# [文書抜粋]

慶應義塾大学理工学部応用化学科

研究分野

オーガニックサイエンス

生命現象を解明・制御する有機分子を見つけて作って使う

分子をどのようにつなげるかを考えて自由自在に組み上げる方法を追求していくと、抗がん剤などの薬成分や、それを体内の標的部位に輸送する優れた機能をもった有機材料を作ることができます。さらに、体の中で起こる様々な事象を有機分子が複雑に絡み合う現象として捉えると、毒と薬は紙一重と言われる理由や、病気になったり治ったりする理由を分子レベルで理解できます。分子を自由自在に組み上げる方法論から薬や材料の開発、さらには、生命現象の解明まで、有機分子を見つけて、作って、利用する。それが応用化学科のオーガニックサイエンス分野です。

# [課題一覧]
1. 上のオーガニックサイエンス分野の紹介文のうち、「分子をどのようにつなげるか」で始まる段落を、主な内容を保ったまま箇条書きで簡潔にまとめよ。
2. 上のオーガニックサイエンス分野の紹介文について、最後の文のあとに続く文章を書け。

# [保存データ]
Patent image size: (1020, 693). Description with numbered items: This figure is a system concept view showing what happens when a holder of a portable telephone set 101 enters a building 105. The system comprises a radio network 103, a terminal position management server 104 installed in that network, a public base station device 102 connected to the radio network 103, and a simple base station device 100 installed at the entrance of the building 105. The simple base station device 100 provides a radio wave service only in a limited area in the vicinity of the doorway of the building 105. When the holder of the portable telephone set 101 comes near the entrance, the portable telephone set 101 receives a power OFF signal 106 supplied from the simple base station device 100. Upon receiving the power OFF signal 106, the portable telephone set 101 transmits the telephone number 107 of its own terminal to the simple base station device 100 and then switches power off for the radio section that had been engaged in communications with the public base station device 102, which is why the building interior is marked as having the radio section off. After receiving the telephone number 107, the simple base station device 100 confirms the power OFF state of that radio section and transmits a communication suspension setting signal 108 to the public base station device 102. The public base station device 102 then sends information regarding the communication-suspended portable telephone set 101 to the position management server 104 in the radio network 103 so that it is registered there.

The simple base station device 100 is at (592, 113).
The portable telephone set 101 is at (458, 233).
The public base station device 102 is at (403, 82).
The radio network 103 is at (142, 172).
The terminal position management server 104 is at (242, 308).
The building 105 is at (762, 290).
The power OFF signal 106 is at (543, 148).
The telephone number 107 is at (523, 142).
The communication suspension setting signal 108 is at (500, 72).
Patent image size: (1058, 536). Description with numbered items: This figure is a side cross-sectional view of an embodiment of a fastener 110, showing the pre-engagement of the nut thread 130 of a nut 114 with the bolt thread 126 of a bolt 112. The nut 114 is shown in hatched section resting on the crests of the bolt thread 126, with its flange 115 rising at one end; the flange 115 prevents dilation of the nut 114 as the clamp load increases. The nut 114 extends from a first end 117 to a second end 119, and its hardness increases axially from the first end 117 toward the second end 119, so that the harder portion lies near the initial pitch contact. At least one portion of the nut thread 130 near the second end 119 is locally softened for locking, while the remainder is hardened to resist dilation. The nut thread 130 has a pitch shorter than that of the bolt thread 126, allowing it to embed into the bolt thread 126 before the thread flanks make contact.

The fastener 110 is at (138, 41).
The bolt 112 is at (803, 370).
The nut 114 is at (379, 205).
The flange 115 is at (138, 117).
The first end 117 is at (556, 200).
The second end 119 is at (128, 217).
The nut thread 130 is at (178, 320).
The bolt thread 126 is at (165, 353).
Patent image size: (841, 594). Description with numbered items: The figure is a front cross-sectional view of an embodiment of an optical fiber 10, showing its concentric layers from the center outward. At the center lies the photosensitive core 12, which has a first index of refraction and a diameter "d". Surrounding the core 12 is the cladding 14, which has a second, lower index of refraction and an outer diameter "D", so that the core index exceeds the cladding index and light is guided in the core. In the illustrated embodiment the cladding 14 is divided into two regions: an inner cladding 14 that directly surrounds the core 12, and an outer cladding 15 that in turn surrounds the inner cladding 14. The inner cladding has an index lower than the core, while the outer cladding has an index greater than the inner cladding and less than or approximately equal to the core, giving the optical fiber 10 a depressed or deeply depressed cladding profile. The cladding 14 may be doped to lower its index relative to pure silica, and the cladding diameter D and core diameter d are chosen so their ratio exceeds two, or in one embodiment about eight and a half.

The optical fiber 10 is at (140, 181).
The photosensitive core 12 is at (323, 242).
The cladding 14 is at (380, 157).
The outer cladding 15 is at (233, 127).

# [解答]
1.
- 分子のつなげ方を考えて自由自在に組み上げる方法を追求すると、抗がん剤などの薬成分を作ることができる。それを体内の標的部位に輸送する機能をもつ有機材料も作ることができる。
- 体内で起こる様々な事象を、有機分子が複雑に絡み合う現象として捉えることができる。そうすると、毒と薬は紙一重と言われる理由や、病気になったり治ったりする理由を分子レベルで理解できる。
- 応用化学科のオーガニックサイエンス分野では、有機分子を見つけ、作り、利用する。その範囲は、分子を組み上げる方法論から薬や材料の開発、生命現象の解明までに及ぶ。

2.
オーガニックサイエンスの研究例

競争?協奏!生物の創り出す有機化合物を化学合成

自然界には分子構造や化学的性質がとても不思議で珍しい有機化合物がたくさんあります。これらの天然有機化合物を創り出すのは植物や微生物などの生物たち。様々な酵素を絶妙なタイミングで利用して、複雑な分子構造をあっと言う間に組み上げます。一方、これらの化合物を生物とは全く違う方法で化学合成する研究があります。簡単な化合物から試薬や反応条件を工夫して、分子を操るマジシャンのように分子構造を変換します。この研究を通して、新しい反応の開発や、複雑さゆえの奇妙な化学的性質の発見、生物には合成できない類縁体合成などたくさんの糧を得ることができ、生物が創った化合物の真の価値を世に広めることができます。

有機化学の力で「生命とは何か」を考える

「生命とは何か?」という問いに対して皆さんはどう考えるでしょうか。このような問いに1つの答えを得るために、最近では生命らしい機能があらわれるシステムを設計して組み立てる研究を行うことで、それと生命システムとの違いを浮き彫りにする潮流ができつつあります。私たちは有機化学の力を駆使して、比較的柔らかい物質群であるゲルやベシクルといったソフトマテリアルが分裂や変形などの生命らしい動きを示すシステムをつくることを目標にしています。さらに、このようなソフトマテリアルは、生命体のように外部からの刺激に応答して性質を変化させられることから、生命体を模倣した材料としての応用を目指した研究にも取り組んでいます。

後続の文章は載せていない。